Information shown:
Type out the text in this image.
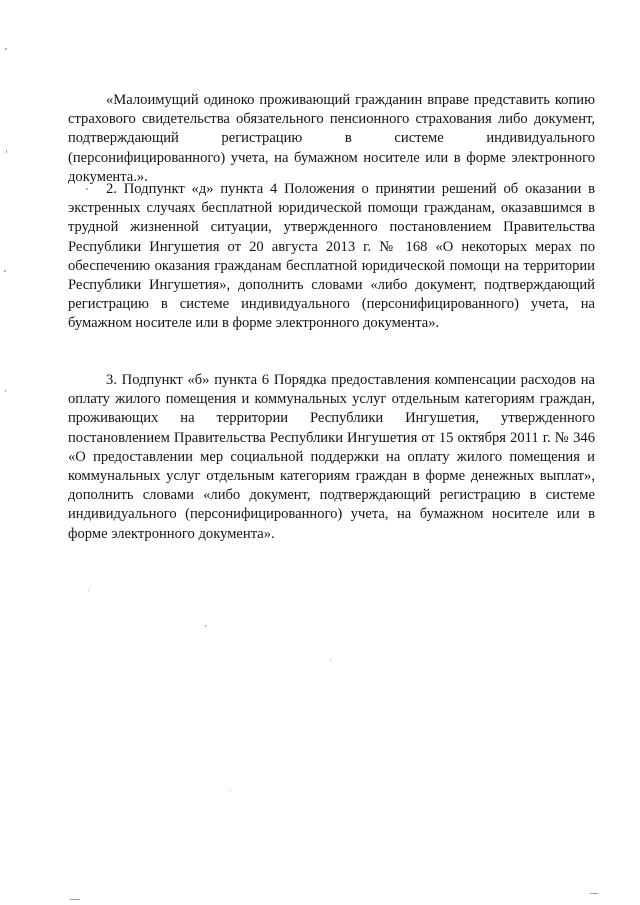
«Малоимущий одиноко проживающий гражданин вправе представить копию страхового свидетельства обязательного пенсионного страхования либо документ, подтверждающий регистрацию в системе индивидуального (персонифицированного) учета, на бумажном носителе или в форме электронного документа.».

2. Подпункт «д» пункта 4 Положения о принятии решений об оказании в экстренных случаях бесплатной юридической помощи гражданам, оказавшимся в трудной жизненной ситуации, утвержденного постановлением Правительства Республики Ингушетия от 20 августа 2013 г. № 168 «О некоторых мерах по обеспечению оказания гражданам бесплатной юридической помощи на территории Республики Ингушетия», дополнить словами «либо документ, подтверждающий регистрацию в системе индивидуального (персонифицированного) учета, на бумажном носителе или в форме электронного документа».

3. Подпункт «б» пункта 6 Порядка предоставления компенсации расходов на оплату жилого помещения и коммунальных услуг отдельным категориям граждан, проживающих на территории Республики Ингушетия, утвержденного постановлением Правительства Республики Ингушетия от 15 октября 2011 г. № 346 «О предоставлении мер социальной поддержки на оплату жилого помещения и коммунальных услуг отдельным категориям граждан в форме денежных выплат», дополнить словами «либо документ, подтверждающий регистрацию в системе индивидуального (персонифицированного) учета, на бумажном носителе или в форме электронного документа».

--

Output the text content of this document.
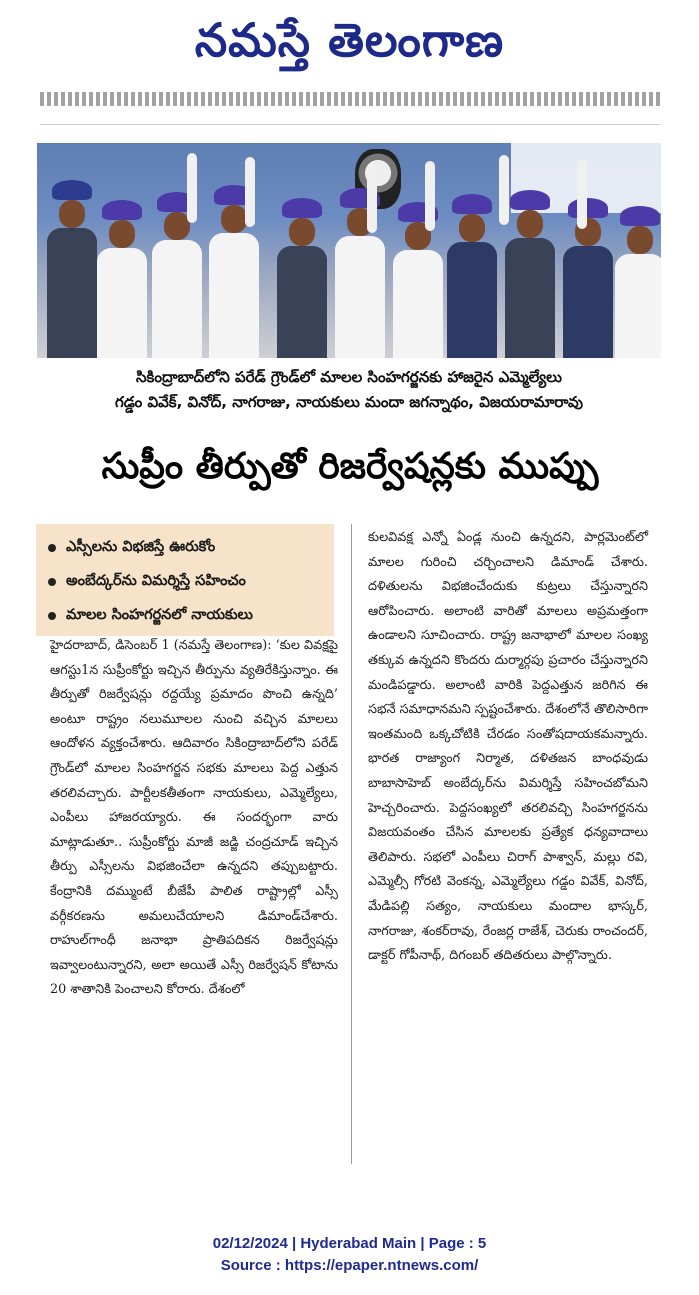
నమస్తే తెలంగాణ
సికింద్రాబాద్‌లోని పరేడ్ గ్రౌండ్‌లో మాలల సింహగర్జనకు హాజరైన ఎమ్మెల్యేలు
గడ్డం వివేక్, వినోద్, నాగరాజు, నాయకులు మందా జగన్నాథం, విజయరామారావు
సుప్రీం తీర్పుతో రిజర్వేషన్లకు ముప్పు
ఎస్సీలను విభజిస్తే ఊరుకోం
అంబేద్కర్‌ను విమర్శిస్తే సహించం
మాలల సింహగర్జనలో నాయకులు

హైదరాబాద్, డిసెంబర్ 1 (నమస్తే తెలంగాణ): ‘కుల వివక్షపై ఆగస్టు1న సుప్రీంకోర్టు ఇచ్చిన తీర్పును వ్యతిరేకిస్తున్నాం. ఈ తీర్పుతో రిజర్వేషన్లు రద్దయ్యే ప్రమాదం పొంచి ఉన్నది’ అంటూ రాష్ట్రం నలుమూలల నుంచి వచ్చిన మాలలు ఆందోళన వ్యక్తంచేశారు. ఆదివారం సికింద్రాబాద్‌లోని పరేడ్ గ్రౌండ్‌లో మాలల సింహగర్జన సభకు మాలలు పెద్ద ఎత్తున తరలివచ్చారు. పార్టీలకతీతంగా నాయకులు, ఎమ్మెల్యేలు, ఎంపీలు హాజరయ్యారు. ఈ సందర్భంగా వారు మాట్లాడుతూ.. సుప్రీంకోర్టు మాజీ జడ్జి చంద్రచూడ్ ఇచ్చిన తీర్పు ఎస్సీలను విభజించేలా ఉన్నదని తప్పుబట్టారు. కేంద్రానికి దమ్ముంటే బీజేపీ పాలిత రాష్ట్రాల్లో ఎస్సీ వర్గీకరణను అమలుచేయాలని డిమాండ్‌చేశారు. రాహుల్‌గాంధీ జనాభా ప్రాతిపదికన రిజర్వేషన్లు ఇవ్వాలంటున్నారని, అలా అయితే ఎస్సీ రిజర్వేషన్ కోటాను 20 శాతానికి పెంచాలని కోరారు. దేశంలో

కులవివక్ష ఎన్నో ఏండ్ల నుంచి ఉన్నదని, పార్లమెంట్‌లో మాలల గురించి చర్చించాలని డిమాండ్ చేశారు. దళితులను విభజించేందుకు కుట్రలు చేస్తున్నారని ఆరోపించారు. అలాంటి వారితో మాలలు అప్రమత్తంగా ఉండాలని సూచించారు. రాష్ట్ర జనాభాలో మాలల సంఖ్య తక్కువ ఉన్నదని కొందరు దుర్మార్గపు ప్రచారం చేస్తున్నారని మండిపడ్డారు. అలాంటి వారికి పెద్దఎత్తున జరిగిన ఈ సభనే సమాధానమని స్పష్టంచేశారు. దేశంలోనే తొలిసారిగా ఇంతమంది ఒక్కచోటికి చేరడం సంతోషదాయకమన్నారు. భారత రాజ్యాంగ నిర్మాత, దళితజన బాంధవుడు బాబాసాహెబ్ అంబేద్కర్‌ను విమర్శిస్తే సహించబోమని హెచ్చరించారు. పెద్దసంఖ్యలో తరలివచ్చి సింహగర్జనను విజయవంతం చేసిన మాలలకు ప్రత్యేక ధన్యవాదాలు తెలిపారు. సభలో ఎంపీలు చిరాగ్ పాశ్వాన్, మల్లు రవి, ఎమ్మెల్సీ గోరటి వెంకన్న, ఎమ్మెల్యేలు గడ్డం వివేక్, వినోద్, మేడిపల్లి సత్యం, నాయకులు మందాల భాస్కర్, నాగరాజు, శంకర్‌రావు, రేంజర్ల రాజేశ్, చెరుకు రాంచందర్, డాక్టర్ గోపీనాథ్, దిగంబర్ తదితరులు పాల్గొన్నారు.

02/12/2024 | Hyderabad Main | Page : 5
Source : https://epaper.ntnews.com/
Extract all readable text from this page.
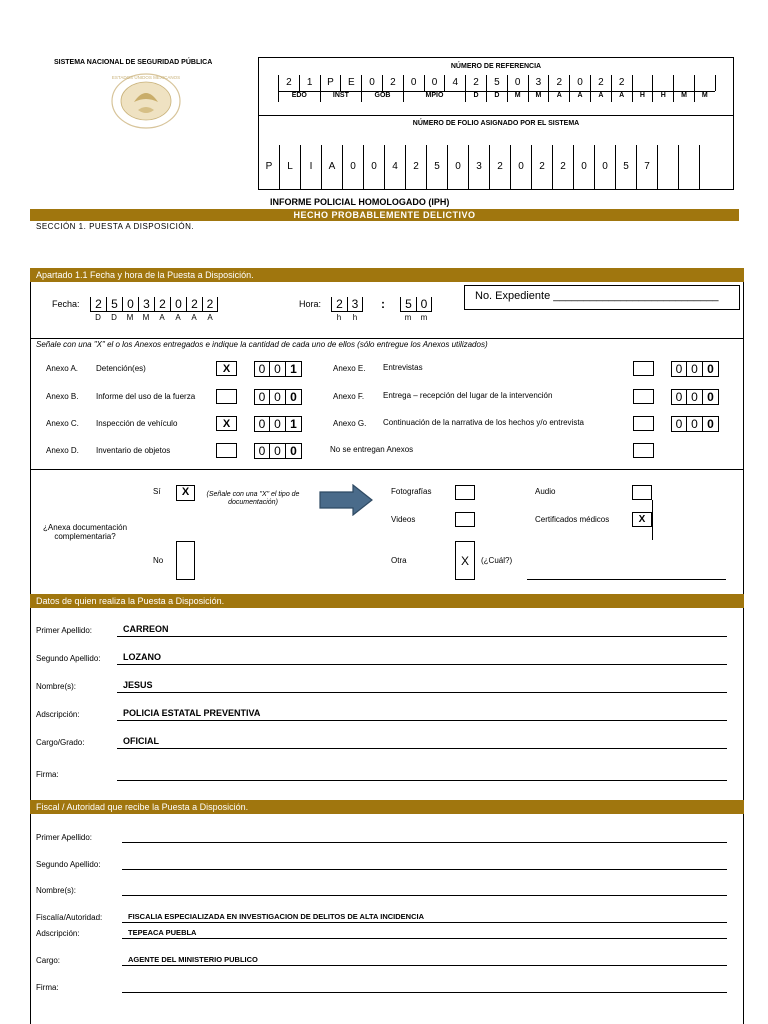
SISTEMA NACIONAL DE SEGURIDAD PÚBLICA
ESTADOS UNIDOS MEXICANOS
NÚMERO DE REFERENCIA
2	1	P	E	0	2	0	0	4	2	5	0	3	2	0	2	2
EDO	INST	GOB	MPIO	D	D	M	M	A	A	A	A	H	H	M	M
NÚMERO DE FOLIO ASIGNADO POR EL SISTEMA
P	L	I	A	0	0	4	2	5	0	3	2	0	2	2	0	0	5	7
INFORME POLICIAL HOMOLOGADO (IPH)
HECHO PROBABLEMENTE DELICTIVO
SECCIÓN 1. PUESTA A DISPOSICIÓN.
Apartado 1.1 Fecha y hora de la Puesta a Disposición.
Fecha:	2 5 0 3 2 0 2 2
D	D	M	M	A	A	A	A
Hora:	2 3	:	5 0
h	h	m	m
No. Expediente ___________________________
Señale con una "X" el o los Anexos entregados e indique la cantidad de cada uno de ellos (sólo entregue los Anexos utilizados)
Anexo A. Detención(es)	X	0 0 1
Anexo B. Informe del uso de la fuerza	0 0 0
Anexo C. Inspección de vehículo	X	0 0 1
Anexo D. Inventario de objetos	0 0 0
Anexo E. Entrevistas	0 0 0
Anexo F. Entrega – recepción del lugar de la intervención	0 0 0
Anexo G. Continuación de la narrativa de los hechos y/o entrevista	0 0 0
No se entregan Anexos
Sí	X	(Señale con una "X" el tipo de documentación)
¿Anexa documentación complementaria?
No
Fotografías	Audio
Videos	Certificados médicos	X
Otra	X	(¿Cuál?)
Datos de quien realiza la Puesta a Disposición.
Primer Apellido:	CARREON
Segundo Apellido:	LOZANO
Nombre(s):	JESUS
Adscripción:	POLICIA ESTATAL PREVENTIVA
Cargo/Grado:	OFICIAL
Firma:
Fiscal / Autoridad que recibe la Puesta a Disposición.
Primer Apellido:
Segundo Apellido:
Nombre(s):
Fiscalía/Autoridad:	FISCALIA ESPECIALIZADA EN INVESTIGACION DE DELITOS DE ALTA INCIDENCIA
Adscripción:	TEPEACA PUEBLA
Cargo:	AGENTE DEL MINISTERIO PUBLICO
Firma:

Written request:
Every line holding "NÚMERO" should be copied out.

Response for this exercise:
NÚMERO DE REFERENCIA
NÚMERO DE FOLIO ASIGNADO POR EL SISTEMA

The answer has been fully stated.